» **WRITTEN PROBLEM**
Each record must be retyped in full. No character may differ.

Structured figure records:

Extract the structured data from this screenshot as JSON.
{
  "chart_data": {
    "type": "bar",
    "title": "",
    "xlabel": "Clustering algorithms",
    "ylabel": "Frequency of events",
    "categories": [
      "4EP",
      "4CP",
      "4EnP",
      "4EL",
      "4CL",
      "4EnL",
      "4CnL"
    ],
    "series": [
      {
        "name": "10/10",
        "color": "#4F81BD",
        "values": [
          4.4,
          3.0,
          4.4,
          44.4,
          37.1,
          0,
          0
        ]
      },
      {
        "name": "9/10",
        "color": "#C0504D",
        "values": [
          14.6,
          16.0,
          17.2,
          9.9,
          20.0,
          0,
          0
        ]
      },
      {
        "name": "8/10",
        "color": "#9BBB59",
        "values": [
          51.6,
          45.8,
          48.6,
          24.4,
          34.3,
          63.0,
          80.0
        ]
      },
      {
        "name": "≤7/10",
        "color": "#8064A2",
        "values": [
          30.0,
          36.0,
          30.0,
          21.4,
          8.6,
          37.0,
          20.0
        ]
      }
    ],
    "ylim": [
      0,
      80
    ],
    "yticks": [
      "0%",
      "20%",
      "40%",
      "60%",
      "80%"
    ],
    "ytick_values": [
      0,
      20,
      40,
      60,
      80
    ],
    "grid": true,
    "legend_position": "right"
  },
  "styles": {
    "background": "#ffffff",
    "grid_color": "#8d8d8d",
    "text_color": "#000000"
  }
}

» **RIGHT ANSWER**
Extract the structured data from this screenshot as JSON.
{
  "chart_data": {
    "type": "bar",
    "title": "",
    "xlabel": "Clustering algorithms",
    "ylabel": "Frequency of events",
    "categories": [
      "4EP",
      "4CP",
      "4EnP",
      "4EL",
      "4CL",
      "4EnL",
      "4CnL"
    ],
    "series": [
      {
        "name": "10/10",
        "color": "#4F81BD",
        "values": [
          4.4,
          3.0,
          4.4,
          44.4,
          37.1,
          0,
          0
        ]
      },
      {
        "name": "9/10",
        "color": "#C0504D",
        "values": [
          14.6,
          16.0,
          17.2,
          9.9,
          20.0,
          0,
          0
        ]
      },
      {
        "name": "8/10",
        "color": "#9BBB59",
        "values": [
          51.6,
          45.8,
          48.6,
          24.4,
          34.3,
          63.0,
          80.0
        ]
      },
      {
        "name": "≤7/10",
        "color": "#8064A2",
        "values": [
          30.0,
          36.0,
          30.0,
          21.4,
          8.6,
          37.0,
          20.0
        ]
      }
    ],
    "ylim": [
      0,
      80
    ],
    "yticks": [
      "0%",
      "20%",
      "40%",
      "60%",
      "80%"
    ],
    "ytick_values": [
      0,
      20,
      40,
      60,
      80
    ],
    "grid": true,
    "legend_position": "right"
  },
  "styles": {
    "background": "#ffffff",
    "grid_color": "#8d8d8d",
    "text_color": "#000000"
  }
}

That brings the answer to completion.